[TASK DIRECTIONS] Report how many lines contain "Natural", with no other words.

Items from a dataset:
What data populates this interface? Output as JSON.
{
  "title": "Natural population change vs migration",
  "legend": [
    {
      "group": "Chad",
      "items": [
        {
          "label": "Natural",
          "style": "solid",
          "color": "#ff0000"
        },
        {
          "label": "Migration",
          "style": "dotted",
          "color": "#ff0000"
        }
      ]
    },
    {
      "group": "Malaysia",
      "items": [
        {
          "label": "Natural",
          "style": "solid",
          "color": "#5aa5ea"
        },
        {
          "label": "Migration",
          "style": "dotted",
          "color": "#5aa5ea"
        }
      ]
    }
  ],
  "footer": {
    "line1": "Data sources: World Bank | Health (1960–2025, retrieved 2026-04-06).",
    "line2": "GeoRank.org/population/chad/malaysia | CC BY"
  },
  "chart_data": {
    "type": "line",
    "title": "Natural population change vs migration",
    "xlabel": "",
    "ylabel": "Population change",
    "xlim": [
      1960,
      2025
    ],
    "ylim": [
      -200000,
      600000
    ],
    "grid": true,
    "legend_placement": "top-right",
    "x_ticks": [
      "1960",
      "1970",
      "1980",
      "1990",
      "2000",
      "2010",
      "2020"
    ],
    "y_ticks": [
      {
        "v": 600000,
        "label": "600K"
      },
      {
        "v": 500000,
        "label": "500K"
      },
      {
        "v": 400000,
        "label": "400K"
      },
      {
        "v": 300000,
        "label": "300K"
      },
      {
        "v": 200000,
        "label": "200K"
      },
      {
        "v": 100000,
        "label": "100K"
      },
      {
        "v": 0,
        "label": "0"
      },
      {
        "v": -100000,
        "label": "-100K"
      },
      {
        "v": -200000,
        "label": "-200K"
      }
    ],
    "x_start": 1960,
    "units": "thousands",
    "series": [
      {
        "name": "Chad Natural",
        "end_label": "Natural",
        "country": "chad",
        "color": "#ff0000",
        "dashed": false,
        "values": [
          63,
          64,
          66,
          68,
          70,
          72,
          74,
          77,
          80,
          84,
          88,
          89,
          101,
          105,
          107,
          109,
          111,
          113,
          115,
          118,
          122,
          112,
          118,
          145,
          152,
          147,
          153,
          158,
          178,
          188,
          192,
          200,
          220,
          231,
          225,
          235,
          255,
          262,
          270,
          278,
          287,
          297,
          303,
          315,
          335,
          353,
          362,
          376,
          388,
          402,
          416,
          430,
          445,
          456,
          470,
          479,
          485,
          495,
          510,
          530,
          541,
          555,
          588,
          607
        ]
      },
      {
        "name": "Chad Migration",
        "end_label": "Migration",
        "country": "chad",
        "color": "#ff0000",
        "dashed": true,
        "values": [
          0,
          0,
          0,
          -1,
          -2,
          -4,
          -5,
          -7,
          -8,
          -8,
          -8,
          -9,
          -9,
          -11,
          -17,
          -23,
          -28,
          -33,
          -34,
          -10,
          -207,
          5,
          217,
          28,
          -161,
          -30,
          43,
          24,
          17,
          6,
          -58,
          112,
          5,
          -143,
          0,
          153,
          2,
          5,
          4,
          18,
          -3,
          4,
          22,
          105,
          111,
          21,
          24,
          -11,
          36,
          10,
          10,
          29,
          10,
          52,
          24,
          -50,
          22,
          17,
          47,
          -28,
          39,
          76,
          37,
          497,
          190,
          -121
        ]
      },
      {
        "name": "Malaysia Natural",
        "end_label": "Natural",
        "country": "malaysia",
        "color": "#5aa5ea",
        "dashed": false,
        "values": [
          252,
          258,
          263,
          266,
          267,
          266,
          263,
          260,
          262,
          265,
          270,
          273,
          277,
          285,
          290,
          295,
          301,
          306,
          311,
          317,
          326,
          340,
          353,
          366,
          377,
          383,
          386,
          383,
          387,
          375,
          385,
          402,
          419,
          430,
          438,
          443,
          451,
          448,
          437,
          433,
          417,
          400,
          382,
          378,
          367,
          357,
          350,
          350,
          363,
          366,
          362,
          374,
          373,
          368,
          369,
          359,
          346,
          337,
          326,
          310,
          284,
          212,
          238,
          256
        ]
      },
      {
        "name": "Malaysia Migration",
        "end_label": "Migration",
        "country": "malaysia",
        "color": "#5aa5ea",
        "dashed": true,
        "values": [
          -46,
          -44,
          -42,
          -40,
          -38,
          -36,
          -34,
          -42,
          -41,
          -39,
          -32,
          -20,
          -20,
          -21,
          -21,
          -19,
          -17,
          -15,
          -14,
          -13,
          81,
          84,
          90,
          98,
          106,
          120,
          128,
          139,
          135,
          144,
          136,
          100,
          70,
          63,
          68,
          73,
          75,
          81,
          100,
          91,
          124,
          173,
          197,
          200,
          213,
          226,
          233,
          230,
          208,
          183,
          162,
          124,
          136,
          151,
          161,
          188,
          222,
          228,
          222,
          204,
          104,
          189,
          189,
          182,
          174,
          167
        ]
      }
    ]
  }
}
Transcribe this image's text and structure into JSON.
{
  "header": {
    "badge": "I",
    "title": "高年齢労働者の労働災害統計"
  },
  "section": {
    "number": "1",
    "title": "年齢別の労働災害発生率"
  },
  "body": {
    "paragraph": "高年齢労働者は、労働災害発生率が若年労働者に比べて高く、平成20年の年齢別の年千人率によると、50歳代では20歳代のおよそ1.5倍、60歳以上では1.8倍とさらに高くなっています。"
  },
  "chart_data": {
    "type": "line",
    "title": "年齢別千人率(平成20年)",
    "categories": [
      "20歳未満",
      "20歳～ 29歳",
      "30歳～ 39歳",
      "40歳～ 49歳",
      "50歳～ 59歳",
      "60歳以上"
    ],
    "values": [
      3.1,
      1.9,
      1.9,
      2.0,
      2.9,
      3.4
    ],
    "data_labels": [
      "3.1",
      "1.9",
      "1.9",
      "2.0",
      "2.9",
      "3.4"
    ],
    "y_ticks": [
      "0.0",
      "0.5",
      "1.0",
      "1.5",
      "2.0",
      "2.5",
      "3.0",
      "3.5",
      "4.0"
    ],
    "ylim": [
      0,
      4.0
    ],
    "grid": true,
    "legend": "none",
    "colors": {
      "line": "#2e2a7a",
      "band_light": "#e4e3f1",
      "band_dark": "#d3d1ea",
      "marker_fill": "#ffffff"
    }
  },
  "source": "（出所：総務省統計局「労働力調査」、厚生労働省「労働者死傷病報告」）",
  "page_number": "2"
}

[THE SOLUTION] 8